**YOUR INSTRUCTIONS:**
Scan the data beneath this task and copy each line that includes "Percentage".

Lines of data
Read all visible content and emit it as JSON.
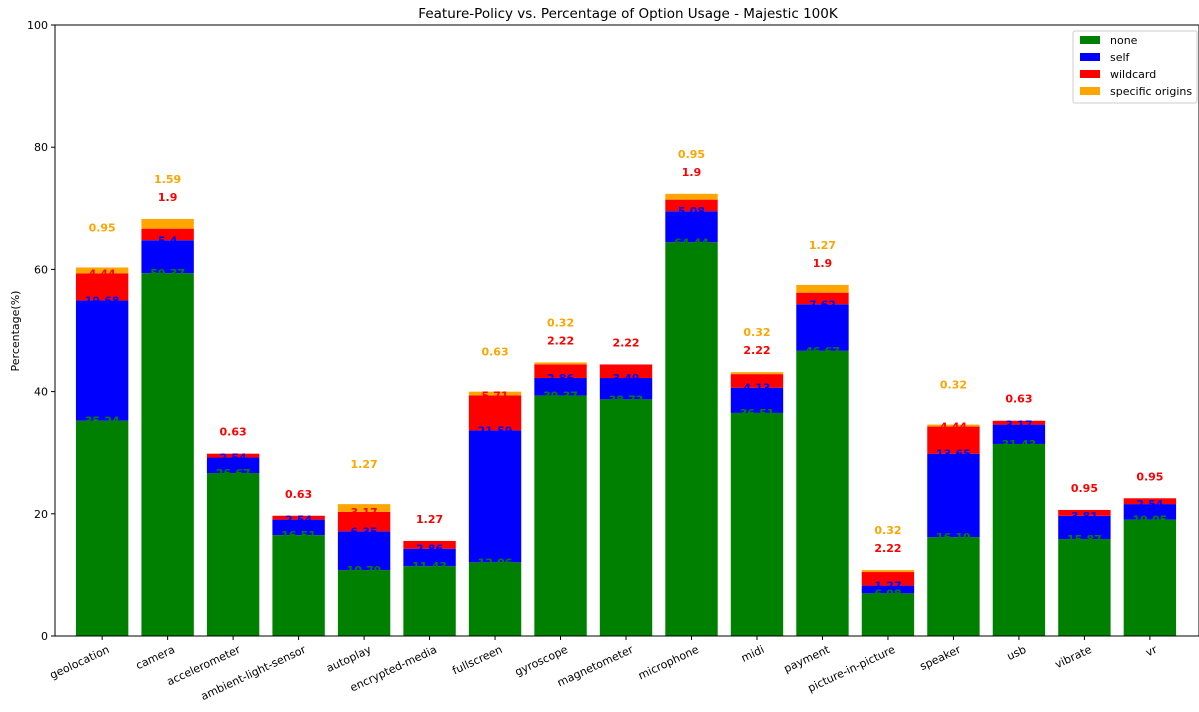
{
  "chart_data": {
    "type": "bar",
    "stacked": true,
    "title": "Feature-Policy vs. Percentage of Option Usage - Majestic 100K",
    "xlabel": "",
    "ylabel": "Percentage(%)",
    "ylim": [
      0,
      100
    ],
    "yticks": [
      "0",
      "20",
      "40",
      "60",
      "80",
      "100"
    ],
    "legend_position": "top-right",
    "categories": [
      "geolocation",
      "camera",
      "accelerometer",
      "ambient-light-sensor",
      "autoplay",
      "encrypted-media",
      "fullscreen",
      "gyroscope",
      "magnetometer",
      "microphone",
      "midi",
      "payment",
      "picture-in-picture",
      "speaker",
      "usb",
      "vibrate",
      "vr"
    ],
    "series": [
      {
        "name": "none",
        "color": "#008000",
        "values": [
          35.24,
          59.37,
          26.67,
          16.51,
          10.79,
          11.43,
          12.06,
          39.37,
          38.73,
          64.44,
          36.51,
          46.67,
          6.98,
          16.19,
          31.43,
          15.87,
          19.05
        ]
      },
      {
        "name": "self",
        "color": "#0000ff",
        "values": [
          19.68,
          5.4,
          2.54,
          2.54,
          6.35,
          2.86,
          21.59,
          2.86,
          3.49,
          5.08,
          4.13,
          7.62,
          1.27,
          13.65,
          3.17,
          3.81,
          2.54
        ]
      },
      {
        "name": "wildcard",
        "color": "#ff0000",
        "values": [
          4.44,
          1.9,
          0.63,
          0.63,
          3.17,
          1.27,
          5.71,
          2.22,
          2.22,
          1.9,
          2.22,
          1.9,
          2.22,
          4.44,
          0.63,
          0.95,
          0.95
        ]
      },
      {
        "name": "specific origins",
        "color": "#ffa500",
        "values": [
          0.95,
          1.59,
          0,
          0,
          1.27,
          0,
          0.63,
          0.32,
          0,
          0.95,
          0.32,
          1.27,
          0.32,
          0.32,
          0,
          0,
          0
        ]
      }
    ],
    "data_labels": [
      [
        {
          "s": 0,
          "t": "35.24"
        },
        {
          "s": 1,
          "t": "19.68"
        },
        {
          "s": 2,
          "t": "4.44"
        },
        {
          "s": 3,
          "t": "0.95"
        }
      ],
      [
        {
          "s": 0,
          "t": "59.37"
        },
        {
          "s": 1,
          "t": "5.4"
        },
        {
          "s": 2,
          "t": "1.9"
        },
        {
          "s": 3,
          "t": "1.59"
        }
      ],
      [
        {
          "s": 0,
          "t": "26.67"
        },
        {
          "s": 1,
          "t": "2.54"
        },
        {
          "s": 2,
          "t": "0.63"
        }
      ],
      [
        {
          "s": 0,
          "t": "16.51"
        },
        {
          "s": 1,
          "t": "2.54"
        },
        {
          "s": 2,
          "t": "0.63"
        }
      ],
      [
        {
          "s": 0,
          "t": "10.79"
        },
        {
          "s": 1,
          "t": "6.35"
        },
        {
          "s": 2,
          "t": "3.17"
        },
        {
          "s": 3,
          "t": "1.27"
        }
      ],
      [
        {
          "s": 0,
          "t": "11.43"
        },
        {
          "s": 1,
          "t": "2.86"
        },
        {
          "s": 2,
          "t": "1.27"
        }
      ],
      [
        {
          "s": 0,
          "t": "12.06"
        },
        {
          "s": 1,
          "t": "21.59"
        },
        {
          "s": 2,
          "t": "5.71"
        },
        {
          "s": 3,
          "t": "0.63"
        }
      ],
      [
        {
          "s": 0,
          "t": "39.37"
        },
        {
          "s": 1,
          "t": "2.86"
        },
        {
          "s": 2,
          "t": "2.22"
        },
        {
          "s": 3,
          "t": "0.32"
        }
      ],
      [
        {
          "s": 0,
          "t": "38.73"
        },
        {
          "s": 1,
          "t": "3.49"
        },
        {
          "s": 2,
          "t": "2.22"
        }
      ],
      [
        {
          "s": 0,
          "t": "64.44"
        },
        {
          "s": 1,
          "t": "5.08"
        },
        {
          "s": 2,
          "t": "1.9"
        },
        {
          "s": 3,
          "t": "0.95"
        }
      ],
      [
        {
          "s": 0,
          "t": "36.51"
        },
        {
          "s": 1,
          "t": "4.13"
        },
        {
          "s": 2,
          "t": "2.22"
        },
        {
          "s": 3,
          "t": "0.32"
        }
      ],
      [
        {
          "s": 0,
          "t": "46.67"
        },
        {
          "s": 1,
          "t": "7.62"
        },
        {
          "s": 2,
          "t": "1.9"
        },
        {
          "s": 3,
          "t": "1.27"
        }
      ],
      [
        {
          "s": 0,
          "t": "6.98"
        },
        {
          "s": 1,
          "t": "1.27"
        },
        {
          "s": 2,
          "t": "2.22"
        },
        {
          "s": 3,
          "t": "0.32"
        }
      ],
      [
        {
          "s": 0,
          "t": "16.19"
        },
        {
          "s": 1,
          "t": "13.65"
        },
        {
          "s": 2,
          "t": "4.44"
        },
        {
          "s": 3,
          "t": "0.32"
        }
      ],
      [
        {
          "s": 0,
          "t": "31.43"
        },
        {
          "s": 1,
          "t": "3.17"
        },
        {
          "s": 2,
          "t": "0.63"
        }
      ],
      [
        {
          "s": 0,
          "t": "15.87"
        },
        {
          "s": 1,
          "t": "3.81"
        },
        {
          "s": 2,
          "t": "0.95"
        }
      ],
      [
        {
          "s": 0,
          "t": "19.05"
        },
        {
          "s": 1,
          "t": "2.54"
        },
        {
          "s": 2,
          "t": "0.95"
        }
      ]
    ],
    "grid": false
  }
}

**EXERCISE OUTPUT:**
    "title": "Feature-Policy vs. Percentage of Option Usage - Majestic 100K",
    "ylabel": "Percentage(%)",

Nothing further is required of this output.